● **INSTRUCTIONS TO FOLLOW**: Return exactly the lines of the entries that start at the line containing "Convert this screenshot" and continue to the last line. Omit the pictures.

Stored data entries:
(begin)

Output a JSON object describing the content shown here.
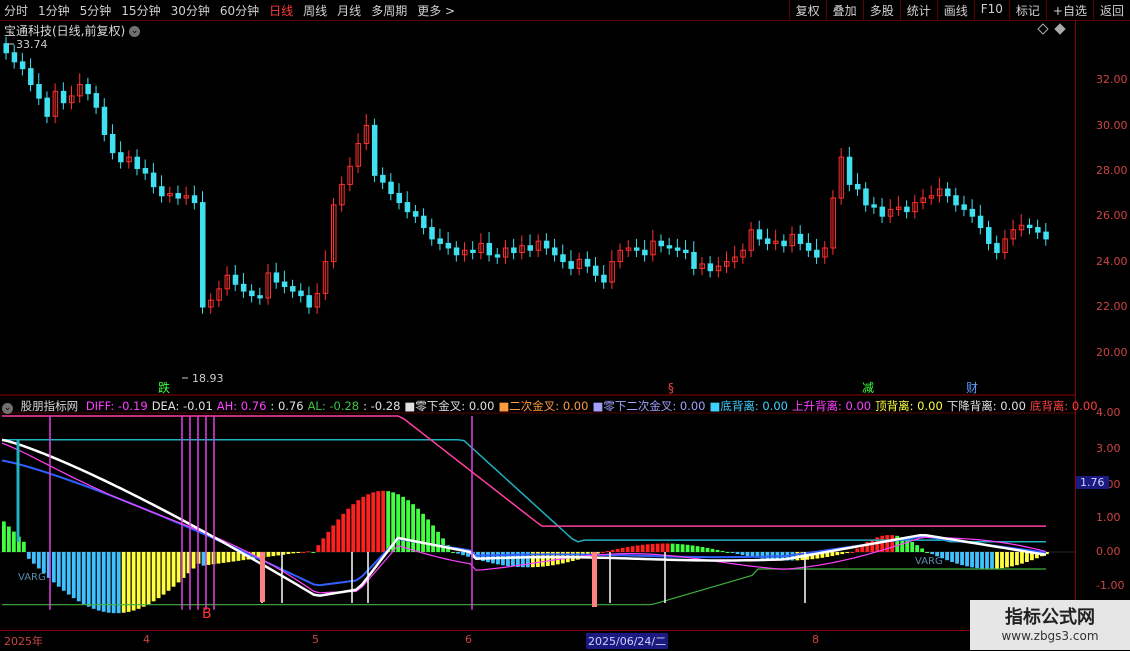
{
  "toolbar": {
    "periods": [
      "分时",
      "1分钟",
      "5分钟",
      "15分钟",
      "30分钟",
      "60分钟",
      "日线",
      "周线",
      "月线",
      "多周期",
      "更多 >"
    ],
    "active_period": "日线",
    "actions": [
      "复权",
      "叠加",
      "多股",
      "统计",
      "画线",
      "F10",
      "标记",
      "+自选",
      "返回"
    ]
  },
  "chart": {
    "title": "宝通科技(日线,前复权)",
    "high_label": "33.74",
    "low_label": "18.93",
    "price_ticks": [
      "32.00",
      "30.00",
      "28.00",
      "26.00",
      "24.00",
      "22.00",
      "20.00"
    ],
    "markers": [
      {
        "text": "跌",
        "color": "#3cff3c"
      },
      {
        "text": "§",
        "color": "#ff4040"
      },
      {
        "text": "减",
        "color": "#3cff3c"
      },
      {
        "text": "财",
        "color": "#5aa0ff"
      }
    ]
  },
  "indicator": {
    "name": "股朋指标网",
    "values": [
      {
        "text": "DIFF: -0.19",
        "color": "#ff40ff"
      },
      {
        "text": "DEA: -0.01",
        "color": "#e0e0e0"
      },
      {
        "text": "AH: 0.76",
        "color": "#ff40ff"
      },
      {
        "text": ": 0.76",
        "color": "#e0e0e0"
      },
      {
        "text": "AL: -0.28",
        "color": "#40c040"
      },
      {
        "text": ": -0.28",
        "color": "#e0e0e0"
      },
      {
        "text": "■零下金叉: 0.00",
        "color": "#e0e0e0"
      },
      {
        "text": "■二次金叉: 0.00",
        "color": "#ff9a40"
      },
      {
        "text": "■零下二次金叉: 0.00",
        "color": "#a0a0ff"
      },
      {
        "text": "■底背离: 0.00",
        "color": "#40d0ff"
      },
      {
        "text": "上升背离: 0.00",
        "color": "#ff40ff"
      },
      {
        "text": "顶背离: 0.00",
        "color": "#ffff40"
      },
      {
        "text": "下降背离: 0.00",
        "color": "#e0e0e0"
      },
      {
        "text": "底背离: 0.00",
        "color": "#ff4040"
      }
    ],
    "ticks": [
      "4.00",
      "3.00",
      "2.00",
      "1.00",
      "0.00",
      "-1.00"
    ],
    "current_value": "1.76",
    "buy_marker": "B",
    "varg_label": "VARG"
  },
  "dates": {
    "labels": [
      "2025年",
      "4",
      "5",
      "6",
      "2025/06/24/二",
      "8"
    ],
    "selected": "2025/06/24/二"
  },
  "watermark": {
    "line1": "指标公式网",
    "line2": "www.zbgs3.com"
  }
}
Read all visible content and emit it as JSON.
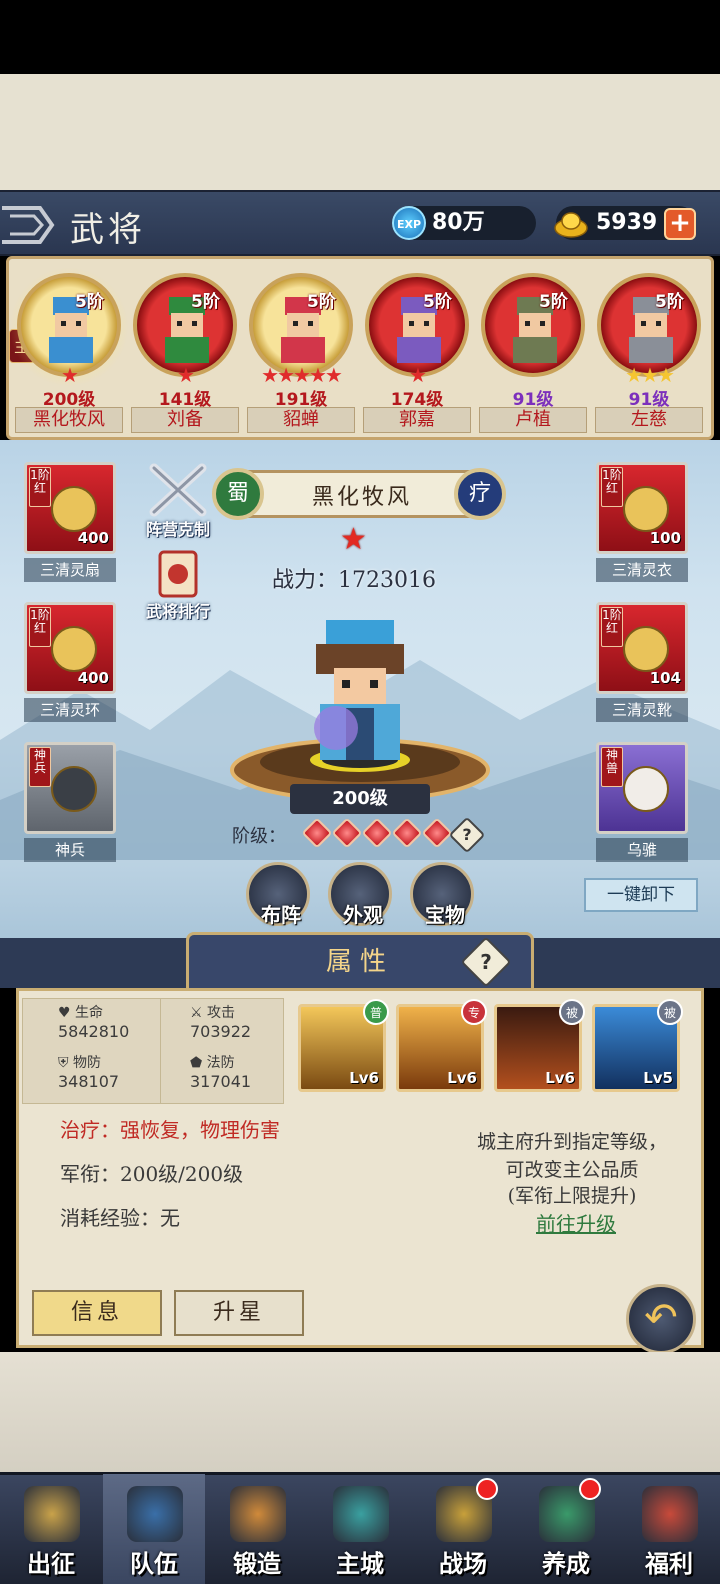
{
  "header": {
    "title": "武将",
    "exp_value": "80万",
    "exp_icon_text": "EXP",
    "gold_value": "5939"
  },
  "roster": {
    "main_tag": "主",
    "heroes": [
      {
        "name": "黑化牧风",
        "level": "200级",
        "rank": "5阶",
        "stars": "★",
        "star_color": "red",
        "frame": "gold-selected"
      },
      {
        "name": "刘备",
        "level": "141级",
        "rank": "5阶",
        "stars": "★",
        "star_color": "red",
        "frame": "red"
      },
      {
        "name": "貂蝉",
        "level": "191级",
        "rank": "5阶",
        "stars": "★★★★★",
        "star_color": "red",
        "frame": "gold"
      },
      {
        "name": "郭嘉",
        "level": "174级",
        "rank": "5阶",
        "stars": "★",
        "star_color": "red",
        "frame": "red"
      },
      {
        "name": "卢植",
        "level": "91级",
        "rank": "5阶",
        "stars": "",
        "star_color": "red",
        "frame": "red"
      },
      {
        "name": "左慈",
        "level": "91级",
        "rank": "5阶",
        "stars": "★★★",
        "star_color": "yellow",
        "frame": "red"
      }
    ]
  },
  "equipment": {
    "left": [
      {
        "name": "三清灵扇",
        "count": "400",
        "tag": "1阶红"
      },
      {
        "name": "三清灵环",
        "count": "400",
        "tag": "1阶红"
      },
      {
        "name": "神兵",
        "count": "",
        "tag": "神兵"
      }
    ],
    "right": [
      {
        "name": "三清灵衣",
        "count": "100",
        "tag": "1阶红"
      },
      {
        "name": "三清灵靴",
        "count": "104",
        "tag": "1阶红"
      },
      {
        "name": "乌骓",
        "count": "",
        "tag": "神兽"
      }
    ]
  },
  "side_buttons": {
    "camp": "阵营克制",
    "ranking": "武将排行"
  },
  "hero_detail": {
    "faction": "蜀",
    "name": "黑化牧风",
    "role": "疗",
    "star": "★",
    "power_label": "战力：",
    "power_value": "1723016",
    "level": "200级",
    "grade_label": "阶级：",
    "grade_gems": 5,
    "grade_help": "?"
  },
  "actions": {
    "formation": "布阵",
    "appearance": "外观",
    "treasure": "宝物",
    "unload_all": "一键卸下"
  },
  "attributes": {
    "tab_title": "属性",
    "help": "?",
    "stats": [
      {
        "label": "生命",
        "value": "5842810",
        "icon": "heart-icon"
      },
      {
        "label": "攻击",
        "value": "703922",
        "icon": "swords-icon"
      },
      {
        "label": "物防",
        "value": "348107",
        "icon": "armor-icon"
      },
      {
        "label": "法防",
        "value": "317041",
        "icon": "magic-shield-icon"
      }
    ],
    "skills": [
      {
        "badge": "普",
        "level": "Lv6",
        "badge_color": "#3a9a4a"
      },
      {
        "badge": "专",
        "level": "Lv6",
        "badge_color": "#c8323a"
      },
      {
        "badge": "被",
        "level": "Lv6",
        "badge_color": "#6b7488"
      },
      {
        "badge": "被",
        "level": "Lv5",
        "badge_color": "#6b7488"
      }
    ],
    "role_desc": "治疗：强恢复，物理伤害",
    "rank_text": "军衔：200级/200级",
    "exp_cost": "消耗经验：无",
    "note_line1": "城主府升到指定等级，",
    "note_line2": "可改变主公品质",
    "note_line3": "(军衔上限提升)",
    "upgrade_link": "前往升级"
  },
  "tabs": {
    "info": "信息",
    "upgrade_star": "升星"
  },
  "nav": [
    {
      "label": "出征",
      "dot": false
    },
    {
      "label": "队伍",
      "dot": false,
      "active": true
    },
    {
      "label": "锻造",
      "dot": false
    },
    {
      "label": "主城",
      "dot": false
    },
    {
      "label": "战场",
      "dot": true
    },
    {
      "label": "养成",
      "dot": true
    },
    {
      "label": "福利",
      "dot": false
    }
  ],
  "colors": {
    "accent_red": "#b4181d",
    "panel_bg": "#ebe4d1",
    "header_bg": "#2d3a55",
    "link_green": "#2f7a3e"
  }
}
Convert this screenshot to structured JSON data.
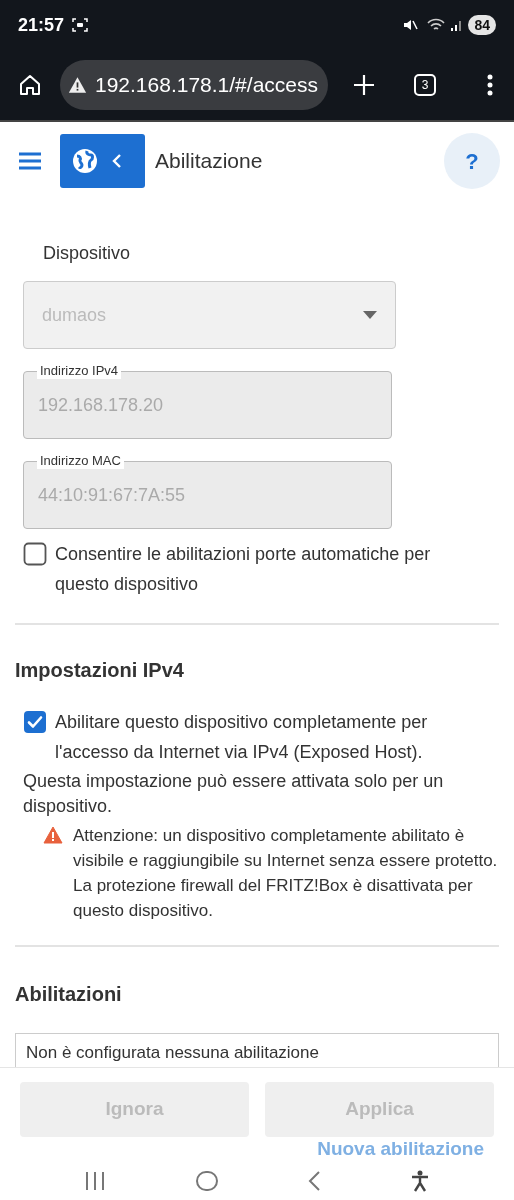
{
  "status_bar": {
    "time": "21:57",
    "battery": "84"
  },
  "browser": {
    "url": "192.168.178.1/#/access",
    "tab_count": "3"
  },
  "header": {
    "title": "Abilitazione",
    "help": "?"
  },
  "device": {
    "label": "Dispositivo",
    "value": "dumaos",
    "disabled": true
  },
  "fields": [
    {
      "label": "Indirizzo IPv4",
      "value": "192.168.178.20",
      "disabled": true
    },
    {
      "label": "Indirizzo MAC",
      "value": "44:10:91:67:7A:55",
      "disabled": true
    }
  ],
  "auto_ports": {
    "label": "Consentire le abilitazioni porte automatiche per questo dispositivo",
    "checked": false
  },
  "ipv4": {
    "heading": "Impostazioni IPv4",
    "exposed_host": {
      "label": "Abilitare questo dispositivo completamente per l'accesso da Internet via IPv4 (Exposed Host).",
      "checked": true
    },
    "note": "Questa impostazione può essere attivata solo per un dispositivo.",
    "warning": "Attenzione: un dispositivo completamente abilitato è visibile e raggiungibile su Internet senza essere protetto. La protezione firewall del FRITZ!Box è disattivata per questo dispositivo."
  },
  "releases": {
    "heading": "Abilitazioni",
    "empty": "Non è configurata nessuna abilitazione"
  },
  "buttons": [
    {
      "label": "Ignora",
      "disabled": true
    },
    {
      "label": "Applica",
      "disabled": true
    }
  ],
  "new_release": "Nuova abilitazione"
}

(end)

● **RESPONSE**:
Convert this screenshot to structured JSON data.
{
  "status_bar": {
    "time": "21:57",
    "battery": "84"
  },
  "browser": {
    "url": "192.168.178.1/#/access",
    "tab_count": "3"
  },
  "header": {
    "title": "Abilitazione",
    "help": "?"
  },
  "device": {
    "label": "Dispositivo",
    "value": "dumaos",
    "disabled": true
  },
  "fields": [
    {
      "label": "Indirizzo IPv4",
      "value": "192.168.178.20",
      "disabled": true
    },
    {
      "label": "Indirizzo MAC",
      "value": "44:10:91:67:7A:55",
      "disabled": true
    }
  ],
  "auto_ports": {
    "label": "Consentire le abilitazioni porte automatiche per questo dispositivo",
    "checked": false
  },
  "ipv4": {
    "heading": "Impostazioni IPv4",
    "exposed_host": {
      "label": "Abilitare questo dispositivo completamente per l'accesso da Internet via IPv4 (Exposed Host).",
      "checked": true
    },
    "note": "Questa impostazione può essere attivata solo per un dispositivo.",
    "warning": "Attenzione: un dispositivo completamente abilitato è visibile e raggiungibile su Internet senza essere protetto. La protezione firewall del FRITZ!Box è disattivata per questo dispositivo."
  },
  "releases": {
    "heading": "Abilitazioni",
    "empty": "Non è configurata nessuna abilitazione"
  },
  "buttons": [
    {
      "label": "Ignora",
      "disabled": true
    },
    {
      "label": "Applica",
      "disabled": true
    }
  ],
  "new_release": "Nuova abilitazione"
}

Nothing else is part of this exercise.